REQUESTS:
1 – Summarize the case excerpt in three sentences.
2 – Reproduce everything in the case excerpt from "delivered the opinion" down to "be fully heard.".

EXCERPT:
--- Start ---

To this petition, Washburn, the plaintiff, filed an answer.

Fletcher and Ayhoin, for the petitioners, contended that the Court had general equity jurisdiction of the subject cf the p.aintiff’s bill, by virtue of St. 1823, c. 140, § 2, authorizing them to “ hear and determine in equity all disputes between copartners, joint tenants and tenants in common, and their legal representatives, in cases where there is no adequate remedy at law that the Court could not decree on the rights of the partners, without inquiring into the debts and credits of the

firm, and would go into such inquiry as a collateral matter necessarily incident to their general equity jurisdiction in the case of partners ; Amory v. Francis, 16 Mass. R. 310 ; Pomeroy v. Winship, 12 Mass. R. 525 ; Dwight v. Pomeroy, 17 Mass. R. 327 ; Chandler v. Chandler, 4 Pick. 78 ; Ferry v. Henry, 4 Pick. 77 ; Hunt v. Maynard, 6 Pick. 489 ; [and see Holland v. Cruft, 20 Pick. 325 ;] and that the form of this application (by petition) was proper and according to the English practice ; Duke of Bolton v. Williams, 4 Bro. C. C 430 ; Codwise v. Gelston, 10 Johns. R. 521 ; Disbrow v. Henshaw, 8 Cowen, 356.

S. Hubbard and Washburn, contra. The Court have not jurisdiction of this application, under St. 1823, c. 140, because the petitioners are not partners of any of the parties to the bill ; and because the petitioners have an adequate remedy at law (unless they have lost it by their own laches) by assumpsit against the surviving partners of the original firm of Goodman, Saville & Kent, and against the representatives of the deceased partners; St. 1799, c. 57; Hoar v. Contencin, 1 Bro. C. C. 27 ; Mitf. Pl. 89 ; Brinkerhoff v. Brown, 4 Johns. Ch. R. 679 ; Williams v. Brown, 4 Johns. Ch. R 682; Hadden v. Spader, 20 Johns. R. 567 ; Donovan v. Finn, Hopkins, 59 ; Stone v. Hobart, 8 Pick. 464.

Wilde J.

delivered the opinion of the Court. As we understand the counsel, a single question only is now intended to be submitted to our determination. Other questions have been introduced, and remarked upon, but as to these our opinion will be suspended until the parties shall be fully heard.

--- End ---

RAW RECORDS:
--- Start ---

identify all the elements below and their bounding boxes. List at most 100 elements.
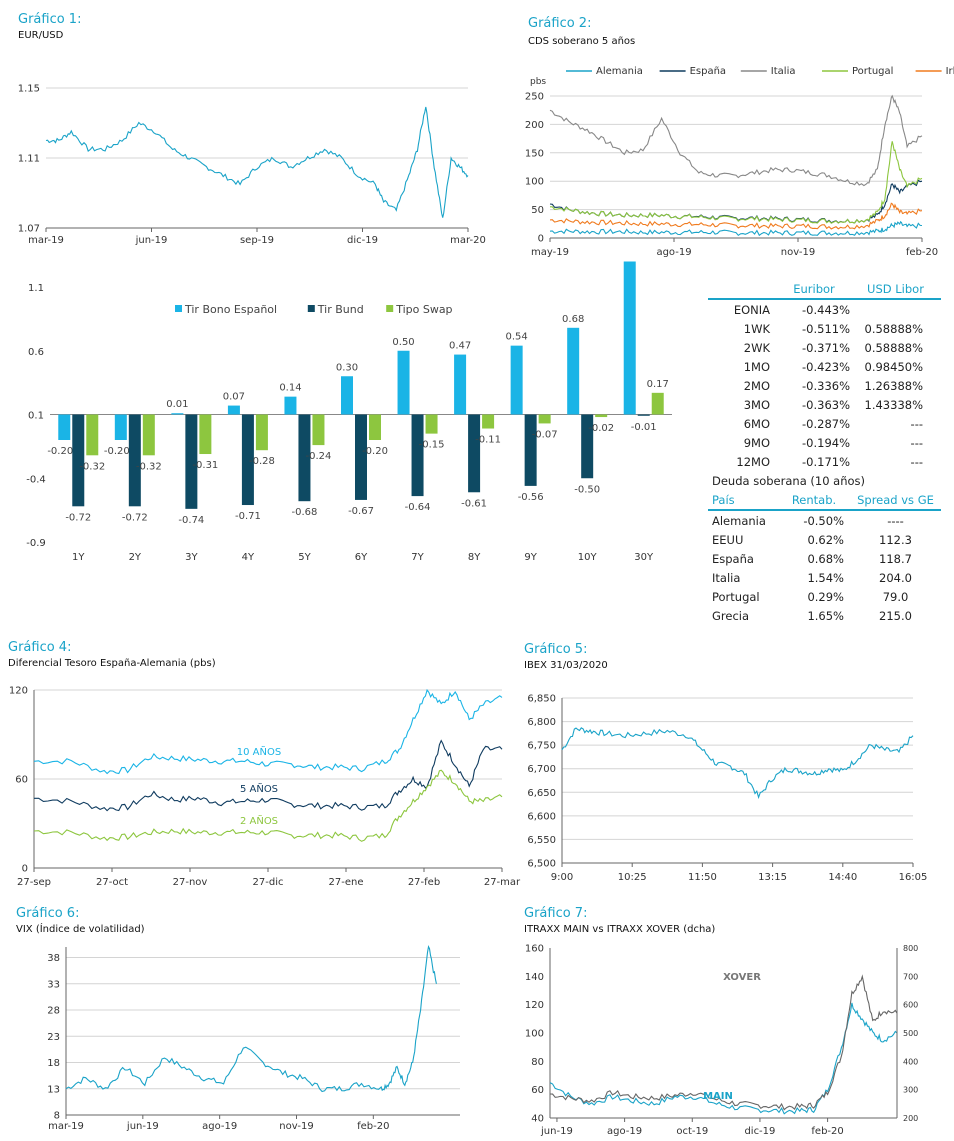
libor-value: 1.43338% [864, 397, 923, 412]
g7-ytick-label: 40 [531, 1114, 544, 1125]
g2-legend-label: Alemania [596, 66, 643, 77]
g5-ytick-label: 6,600 [527, 811, 556, 822]
g3-legend-label: Tipo Swap [395, 303, 452, 316]
g5-xtick-label: 16:05 [899, 872, 928, 883]
g5-xtick-label: 9:00 [551, 872, 573, 883]
sovereign-row: Grecia 1.65% 215.0 [708, 606, 941, 625]
g3-category-label: 7Y [411, 552, 424, 563]
sovereign-row: España 0.68% 118.7 [708, 549, 941, 568]
g2-ytick-label: 250 [525, 92, 544, 103]
g5-ytick-label: 6,550 [527, 835, 556, 846]
g3-data-label: 0.17 [647, 379, 669, 390]
g7-y2tick-label: 200 [903, 1114, 918, 1123]
g3-data-label: -0.67 [348, 506, 374, 517]
g2-series-line-italia [549, 94, 923, 187]
g2-ytick-label: 100 [525, 177, 544, 188]
rate-tenor: EONIA [733, 302, 770, 317]
spread-value: 118.7 [879, 551, 912, 566]
rate-tenor: 6MO [743, 416, 770, 431]
g3-category-label: 6Y [355, 552, 368, 563]
g3-data-label: -0.32 [136, 461, 162, 472]
sov-header-yield: Rentab. [778, 490, 850, 511]
g6-xtick-label: mar-19 [48, 1121, 84, 1132]
rate-tenor: 12MO [736, 454, 770, 469]
g3-category-label: 2Y [129, 552, 142, 563]
g3-data-label: -0.68 [292, 507, 318, 518]
g3-legend-swatch [175, 305, 182, 312]
g3-ytick-label: -0.9 [26, 538, 46, 549]
g3-category-label: 4Y [242, 552, 255, 563]
g2-ytick-label: 150 [525, 148, 544, 159]
g3-bar-tir-bono-espa-ol [171, 413, 184, 415]
spread-value: 204.0 [879, 570, 912, 585]
g3-data-label: -0.32 [79, 461, 105, 472]
sovereign-section-title: Deuda soberana (10 años) [712, 473, 866, 488]
g2-subtitle: CDS soberano 5 años [528, 36, 636, 47]
g1-subtitle: EUR/USD [18, 30, 64, 41]
g4-title: Gráfico 4: [8, 640, 72, 655]
g3-bar-tipo-swap [199, 414, 212, 455]
g7-ytick-label: 120 [525, 1000, 544, 1011]
g3-bar-tir-bono-espa-ol [454, 354, 467, 415]
g6-ytick-label: 13 [47, 1084, 60, 1095]
g7-y2tick-label: 400 [903, 1057, 918, 1066]
g6-xtick-label: ago-19 [202, 1121, 237, 1132]
g3-data-label: -0.50 [574, 484, 600, 495]
g7-series-line-xover [549, 974, 898, 1111]
g2-ylabel: pbs [530, 77, 546, 87]
rate-tenor: 2WK [743, 340, 770, 355]
g7-y2tick-label: 800 [903, 944, 918, 953]
g2-xtick-label: nov-19 [781, 247, 815, 258]
euribor-value: -0.423% [802, 359, 850, 374]
g7-ytick-label: 160 [525, 944, 544, 955]
g3-bar-tipo-swap [425, 414, 438, 434]
g5-ytick-label: 6,850 [527, 694, 556, 705]
g3-bar-tipo-swap [142, 414, 155, 456]
rates-row: 1WK -0.511% 0.58888% [708, 319, 941, 338]
g3-data-label: -0.28 [249, 456, 275, 467]
g3-ytick-label: 1.1 [28, 283, 44, 294]
g3-category-label: 5Y [298, 552, 311, 563]
sovereign-row: EEUU 0.62% 112.3 [708, 530, 941, 549]
g1-xtick-label: sep-19 [240, 235, 274, 246]
g3-bar-tipo-swap [369, 414, 381, 440]
rates-row: 6MO -0.287% --- [708, 414, 941, 433]
rate-tenor: 1MO [743, 359, 770, 374]
g5-ytick-label: 6,750 [527, 741, 556, 752]
g4-series-label-5: 5 AÑOS [240, 782, 278, 795]
g2-xtick-label: feb-20 [906, 247, 938, 258]
g4-xtick-label: 27-sep [17, 877, 51, 888]
g4-ytick-label: 60 [15, 775, 28, 786]
g3-bar-tir-bund [524, 414, 537, 486]
g3-bar-tir-bono-espa-ol [58, 414, 71, 440]
g3-bar-tipo-swap [651, 392, 664, 415]
euribor-value: -0.287% [802, 416, 850, 431]
g1-xtick-label: jun-19 [135, 235, 168, 246]
g3-data-label: -0.72 [65, 512, 91, 523]
g5-ytick-label: 6,700 [527, 764, 556, 775]
libor-value: 0.58888% [864, 340, 923, 355]
libor-value: 0.98450% [864, 359, 923, 374]
g6-ytick-label: 18 [47, 1058, 60, 1069]
sovereign-row: Alemania -0.50% ---- [708, 510, 941, 530]
g6-xtick-label: feb-20 [357, 1121, 389, 1132]
g7-y2tick-label: 700 [903, 972, 918, 981]
g3-ytick-label: 0.6 [28, 347, 44, 358]
g6-xtick-label: nov-19 [279, 1121, 313, 1132]
g3-bar-tir-bund [355, 414, 367, 500]
g5-xtick-label: 14:40 [828, 872, 857, 883]
yield-value: 1.65% [807, 608, 844, 623]
g3-bar-tir-bund [637, 414, 650, 416]
g4-ytick-label: 0 [22, 864, 28, 875]
g3-data-label: -0.11 [475, 435, 501, 446]
g2-xtick-label: may-19 [531, 247, 569, 258]
g3-bar-tir-bund [128, 414, 141, 507]
g2-series-line-alemania [549, 220, 923, 237]
g3-data-label: 0.07 [223, 392, 245, 403]
g3-bar-tir-bono-espa-ol [341, 376, 353, 415]
g6-xtick-label: jun-19 [126, 1121, 159, 1132]
g3-data-label: -0.61 [461, 498, 487, 509]
g5-title: Gráfico 5: [524, 642, 588, 657]
g4-xtick-label: 27-nov [173, 877, 208, 888]
g3-bar-tir-bono-espa-ol [227, 405, 240, 415]
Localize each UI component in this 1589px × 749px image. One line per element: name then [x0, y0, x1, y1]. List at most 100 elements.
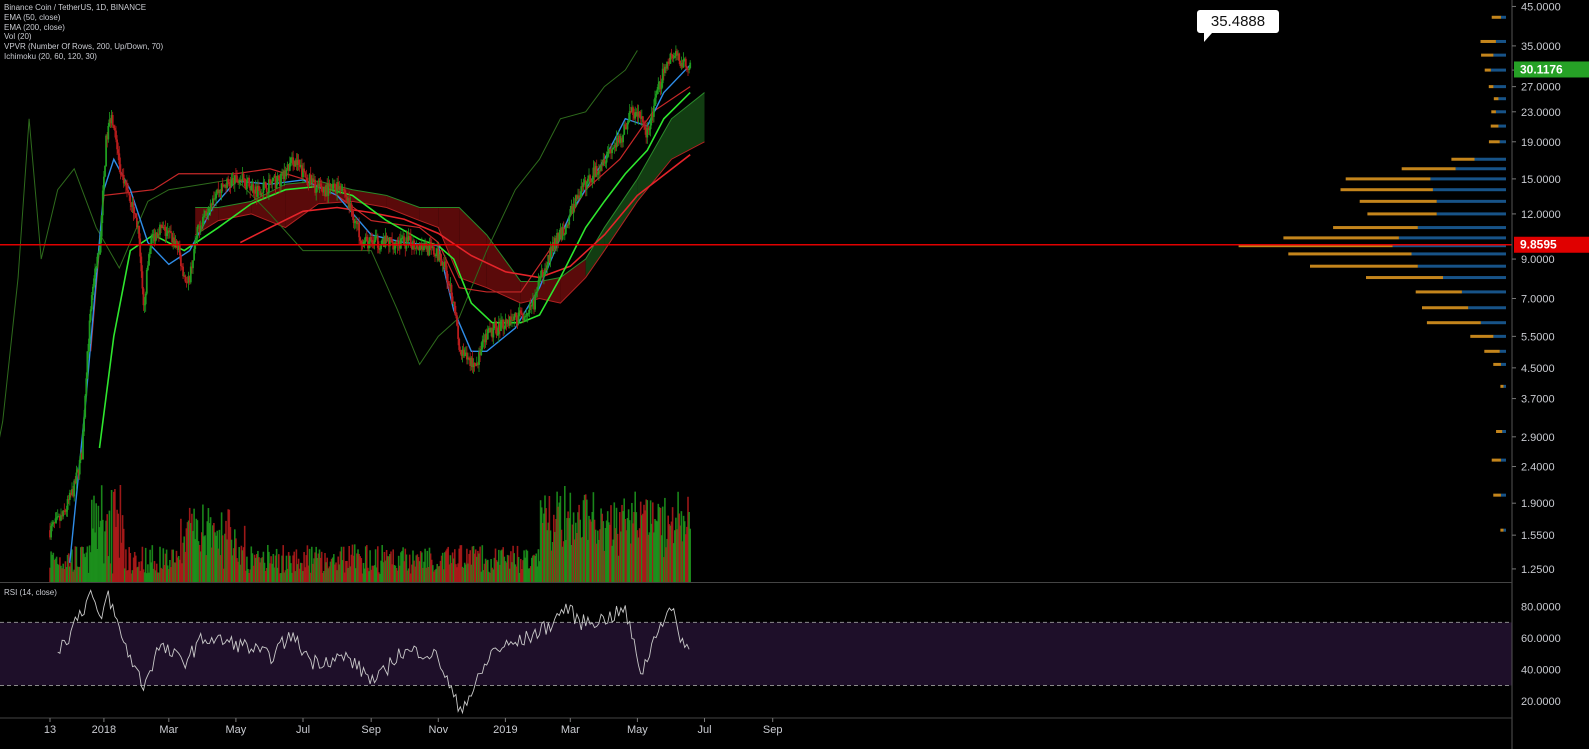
candle-body [549, 247, 552, 261]
volume-bar [590, 521, 592, 582]
volume-bar [451, 552, 454, 582]
candle-body [616, 138, 619, 143]
vpvr-row-up [1345, 177, 1431, 181]
candle-body [327, 183, 330, 197]
cloud-segment [486, 234, 521, 304]
volume-bar [351, 544, 354, 582]
volume-bar [230, 539, 233, 582]
vpvr-row-down [1493, 334, 1506, 338]
volume-bar [401, 550, 403, 582]
volume-bar [524, 557, 526, 582]
candle-body [263, 181, 266, 183]
candle-body [93, 278, 95, 287]
leading-span-b [194, 141, 705, 304]
candle-body [444, 261, 446, 267]
candle-body [383, 238, 386, 247]
volume-bar [532, 555, 534, 582]
volume-bar [589, 519, 591, 582]
volume-bar [83, 553, 85, 582]
candle-body [345, 193, 347, 197]
candle-body [353, 222, 356, 224]
volume-bar [159, 546, 161, 582]
vpvr-row-up [1401, 167, 1456, 171]
volume-bar [570, 544, 573, 582]
candle-body [97, 254, 100, 257]
candle-body [448, 283, 451, 286]
candle-body [120, 173, 123, 175]
candle-body [401, 238, 403, 240]
volume-bar [158, 572, 160, 582]
candle-body [572, 204, 575, 214]
candle-body [547, 254, 550, 266]
candle-body [248, 177, 250, 187]
volume-bar [414, 566, 416, 582]
volume-bar [174, 562, 177, 582]
volume-bar [411, 564, 413, 582]
volume-bar [623, 498, 625, 582]
rsi-legend[interactable]: RSI (14, close) [4, 588, 57, 597]
legend-volume[interactable]: Vol (20) [4, 32, 32, 42]
candle-body [645, 129, 648, 138]
candle-body [625, 126, 628, 130]
volume-bar [379, 573, 381, 582]
candle-body [601, 164, 604, 166]
candle-body [428, 243, 431, 255]
candle-body [565, 227, 567, 235]
candle-body [433, 246, 435, 255]
candle-body [495, 325, 498, 335]
volume-bar [554, 531, 556, 582]
vpvr-row-down [1495, 110, 1506, 114]
volume-bar [372, 565, 375, 582]
candle-body [197, 225, 200, 227]
volume-bar [434, 569, 436, 582]
volume-bar [242, 547, 245, 582]
volume-bar [183, 536, 185, 582]
legend-ema50[interactable]: EMA (50, close) [4, 12, 61, 22]
volume-bar [212, 525, 214, 582]
volume-bar [53, 559, 56, 582]
volume-bar [357, 549, 359, 582]
candle-body [653, 105, 655, 117]
candle-body [537, 280, 540, 288]
candle-body [647, 127, 650, 130]
candle-body [589, 175, 591, 182]
candle-body [651, 113, 654, 117]
volume-bar [515, 566, 518, 582]
volume-bar [531, 557, 533, 582]
volume-bar [544, 495, 546, 582]
candle-body [354, 220, 357, 223]
legend-ichimoku[interactable]: Ichimoku (20, 60, 120, 30) [4, 51, 97, 61]
volume-bar [54, 558, 57, 582]
volume-bar [192, 530, 194, 582]
volume-bar [76, 566, 79, 582]
volume-bar [119, 484, 122, 582]
volume-bar [413, 560, 415, 582]
candle-body [189, 266, 192, 283]
vpvr-row-up [1470, 334, 1494, 338]
volume-bar [144, 547, 147, 582]
volume-bar [80, 547, 82, 582]
volume-bar [439, 560, 442, 582]
volume-bar [595, 543, 598, 582]
vpvr-row-up [1366, 276, 1443, 280]
legend-vpvr[interactable]: VPVR (Number Of Rows, 200, Up/Down, 70) [4, 42, 164, 52]
volume-bar [88, 545, 91, 582]
candle-body [649, 120, 652, 130]
candle-body [183, 275, 186, 277]
volume-bar [202, 504, 204, 582]
volume-bar [559, 495, 562, 582]
vpvr-row-up [1481, 53, 1494, 57]
candle-body [527, 313, 530, 315]
volume-bar [435, 568, 437, 582]
candle-body [52, 522, 55, 525]
candle-body [165, 233, 168, 236]
volume-bar [564, 486, 566, 582]
volume-bar [643, 504, 645, 582]
volume-bar [191, 513, 193, 582]
legend-ema200[interactable]: EMA (200, close) [4, 22, 65, 32]
volume-bar [302, 571, 304, 582]
volume-bar [227, 509, 229, 582]
candle-body [605, 156, 608, 163]
volume-bar [470, 564, 473, 582]
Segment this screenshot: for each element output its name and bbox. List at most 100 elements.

--- End ---

TASK-BY-TASK RESULTS:
1 – After Washburn, the plaintiff, answered the petition, counsel for the petitioners argued that the Court had general equity jurisdiction under St. 1823, c. 140, § 2, and that applying by petition was proper under English practice. Opposing counsel argued that the Court lacked jurisdiction because the petitioners were not partners of any party to the bill and had an adequate remedy at law by assumpsit. Delivering the opinion of the Court, Wilde J. said only a single question was being submitted, and the Court would suspend its opinion on the other questions until the parties were fully heard.

2 –
delivered the opinion of the Court. As we understand the counsel, a single question only is now intended to be submitted to our determination. Other questions have been introduced, and remarked upon, but as to these our opinion will be suspended until the parties shall be fully heard.